┌────────

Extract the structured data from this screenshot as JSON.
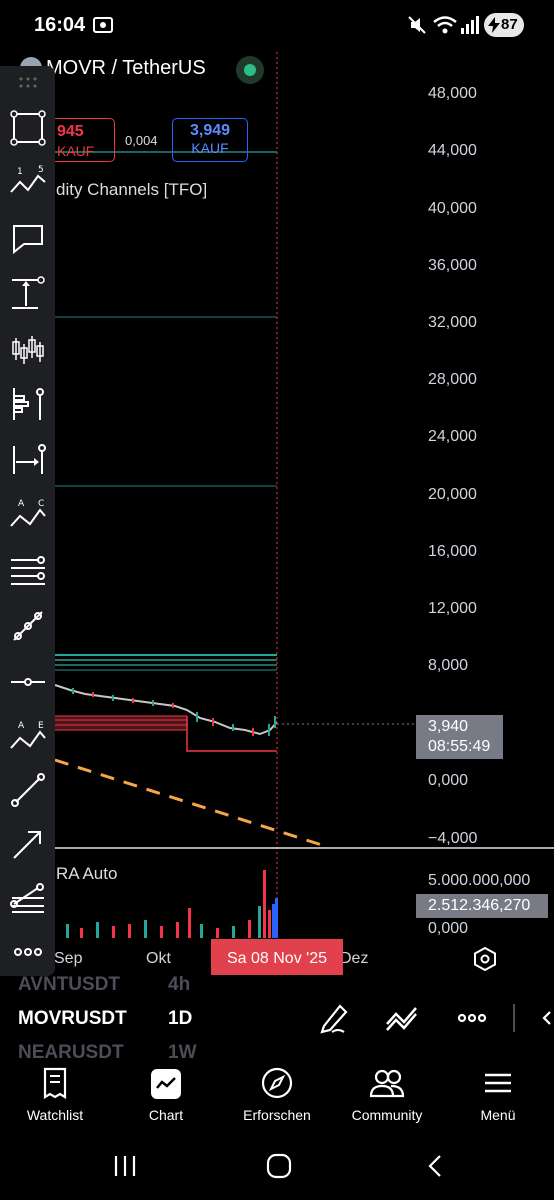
{
  "status": {
    "time": "16:04",
    "battery": "87"
  },
  "chart": {
    "symbol": "MOVR / TetherUS",
    "sell_price": "945",
    "sell_label": "KAUF",
    "spread": "0,004",
    "buy_price": "3,949",
    "buy_label": "KAUF",
    "indicator_name": "dity Channels [TFO]",
    "volume_indicator": "RA Auto",
    "price_axis": [
      "48,000",
      "44,000",
      "40,000",
      "36,000",
      "32,000",
      "28,000",
      "24,000",
      "20,000",
      "16,000",
      "12,000",
      "8,000",
      "0,000",
      "−4,000"
    ],
    "current_price": "3,940",
    "countdown": "08:55:49",
    "volume_axis": [
      "5.000.000,000",
      "0,000"
    ],
    "current_volume": "2.512.346,270",
    "time_axis": [
      "Sep",
      "Okt",
      "Dez"
    ],
    "cursor_date": "Sa 08 Nov '25"
  },
  "watchlist": {
    "rows": [
      {
        "symbol": "AVNTUSDT",
        "interval": "4h"
      },
      {
        "symbol": "MOVRUSDT",
        "interval": "1D"
      },
      {
        "symbol": "NEARUSDT",
        "interval": "1W"
      }
    ]
  },
  "nav": {
    "watchlist": "Watchlist",
    "chart": "Chart",
    "explore": "Erforschen",
    "community": "Community",
    "menu": "Menü"
  },
  "colors": {
    "sell": "#f23645",
    "buy": "#2962ff",
    "cursor": "#e0414d",
    "channel": "#26a69a",
    "trend": "#f7a546"
  }
}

└────────

Task to carry out:
Without the pictures, copy the material exactly as given.

The reply:
Extract the structured data from this screenshot as JSON.
{
  "status": {
    "time": "16:04",
    "battery": "87"
  },
  "chart": {
    "symbol": "MOVR / TetherUS",
    "sell_price": "945",
    "sell_label": "KAUF",
    "spread": "0,004",
    "buy_price": "3,949",
    "buy_label": "KAUF",
    "indicator_name": "dity Channels [TFO]",
    "volume_indicator": "RA Auto",
    "price_axis": [
      "48,000",
      "44,000",
      "40,000",
      "36,000",
      "32,000",
      "28,000",
      "24,000",
      "20,000",
      "16,000",
      "12,000",
      "8,000",
      "0,000",
      "−4,000"
    ],
    "current_price": "3,940",
    "countdown": "08:55:49",
    "volume_axis": [
      "5.000.000,000",
      "0,000"
    ],
    "current_volume": "2.512.346,270",
    "time_axis": [
      "Sep",
      "Okt",
      "Dez"
    ],
    "cursor_date": "Sa 08 Nov '25"
  },
  "watchlist": {
    "rows": [
      {
        "symbol": "AVNTUSDT",
        "interval": "4h"
      },
      {
        "symbol": "MOVRUSDT",
        "interval": "1D"
      },
      {
        "symbol": "NEARUSDT",
        "interval": "1W"
      }
    ]
  },
  "nav": {
    "watchlist": "Watchlist",
    "chart": "Chart",
    "explore": "Erforschen",
    "community": "Community",
    "menu": "Menü"
  },
  "colors": {
    "sell": "#f23645",
    "buy": "#2962ff",
    "cursor": "#e0414d",
    "channel": "#26a69a",
    "trend": "#f7a546"
  }
}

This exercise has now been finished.